Requirement :: The records below must be output exactly, without pictures.

The input ::
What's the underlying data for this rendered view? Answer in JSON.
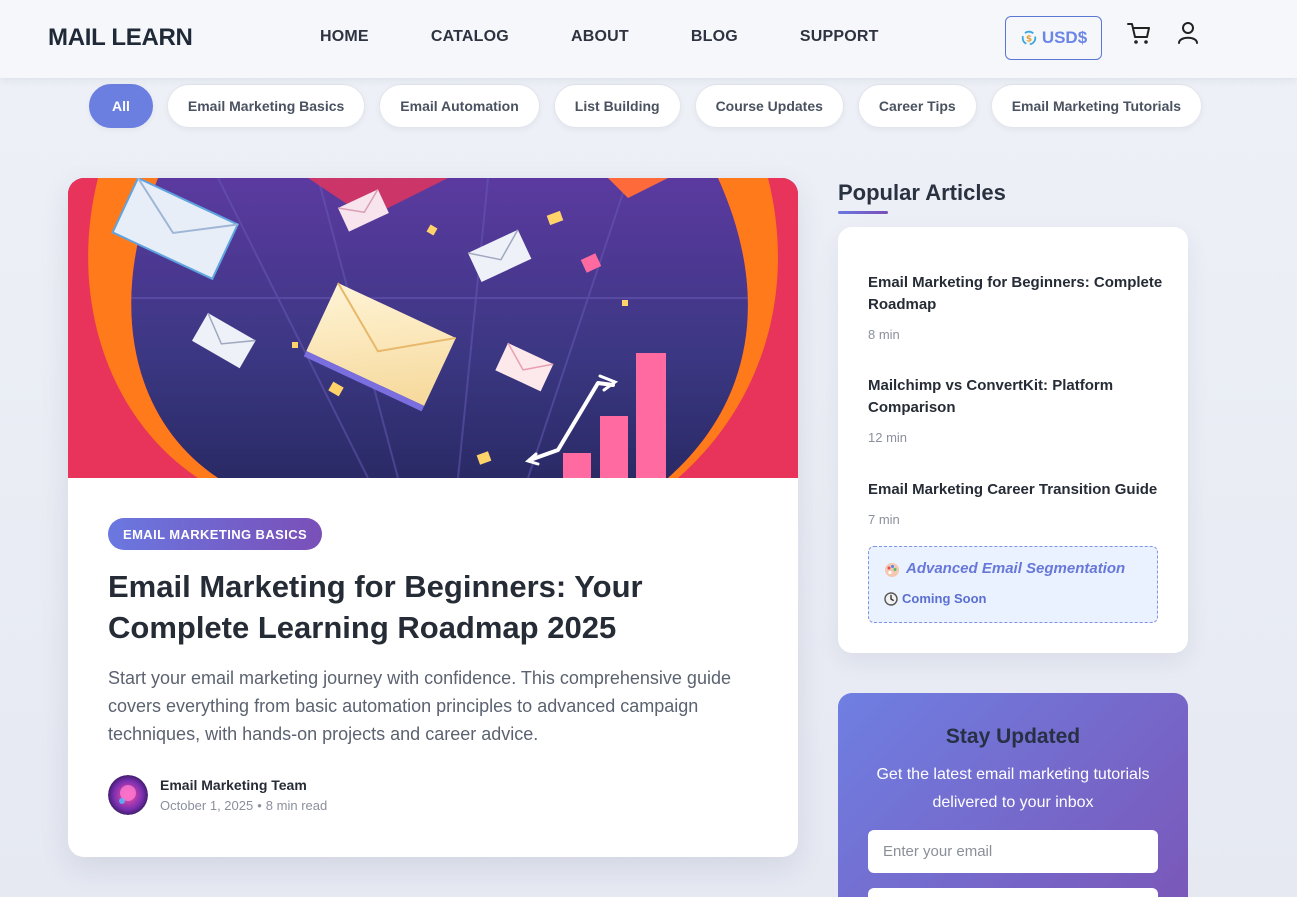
{
  "header": {
    "logo": "MAIL LEARN",
    "nav": [
      "HOME",
      "CATALOG",
      "ABOUT",
      "BLOG",
      "SUPPORT"
    ],
    "currency": "USD$"
  },
  "filters": [
    "All",
    "Email Marketing Basics",
    "Email Automation",
    "List Building",
    "Course Updates",
    "Career Tips",
    "Email Marketing Tutorials"
  ],
  "featured": {
    "category": "EMAIL MARKETING BASICS",
    "title": "Email Marketing for Beginners: Your Complete Learning Roadmap 2025",
    "excerpt": "Start your email marketing journey with confidence. This comprehensive guide covers everything from basic automation principles to advanced campaign techniques, with hands-on projects and career advice.",
    "author": "Email Marketing Team",
    "date": "October 1, 2025",
    "read_time": "8 min read"
  },
  "sidebar": {
    "popular_title": "Popular Articles",
    "articles": [
      {
        "title": "Email Marketing for Beginners: Complete Roadmap",
        "time": "8 min"
      },
      {
        "title": "Mailchimp vs ConvertKit: Platform Comparison",
        "time": "12 min"
      },
      {
        "title": "Email Marketing Career Transition Guide",
        "time": "7 min"
      }
    ],
    "coming_soon": {
      "title": "Advanced Email Segmentation",
      "status": "Coming Soon"
    }
  },
  "newsletter": {
    "title": "Stay Updated",
    "description": "Get the latest email marketing tutorials delivered to your inbox",
    "placeholder": "Enter your email"
  },
  "colors": {
    "accent": "#6b7fe0",
    "accent_dark": "#7a4fb8"
  }
}
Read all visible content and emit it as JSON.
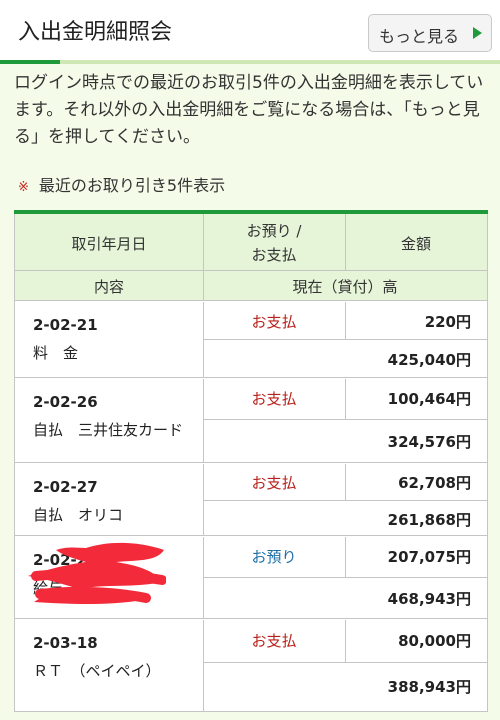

Task solution ::
What's the underlying data for this rendered view? Answer in JSON.
{
  "header": {
    "logo": "MAIL LEARN",
    "nav": [
      "HOME",
      "CATALOG",
      "ABOUT",
      "BLOG",
      "SUPPORT"
    ],
    "currency": "USD$"
  },
  "filters": [
    "All",
    "Email Marketing Basics",
    "Email Automation",
    "List Building",
    "Course Updates",
    "Career Tips",
    "Email Marketing Tutorials"
  ],
  "featured": {
    "category": "EMAIL MARKETING BASICS",
    "title": "Email Marketing for Beginners: Your Complete Learning Roadmap 2025",
    "excerpt": "Start your email marketing journey with confidence. This comprehensive guide covers everything from basic automation principles to advanced campaign techniques, with hands-on projects and career advice.",
    "author": "Email Marketing Team",
    "date": "October 1, 2025",
    "read_time": "8 min read"
  },
  "sidebar": {
    "popular_title": "Popular Articles",
    "articles": [
      {
        "title": "Email Marketing for Beginners: Complete Roadmap",
        "time": "8 min"
      },
      {
        "title": "Mailchimp vs ConvertKit: Platform Comparison",
        "time": "12 min"
      },
      {
        "title": "Email Marketing Career Transition Guide",
        "time": "7 min"
      }
    ],
    "coming_soon": {
      "title": "Advanced Email Segmentation",
      "status": "Coming Soon"
    }
  },
  "newsletter": {
    "title": "Stay Updated",
    "description": "Get the latest email marketing tutorials delivered to your inbox",
    "placeholder": "Enter your email"
  },
  "colors": {
    "accent": "#6b7fe0",
    "accent_dark": "#7a4fb8"
  }
}
Read all visible content and emit it as JSON.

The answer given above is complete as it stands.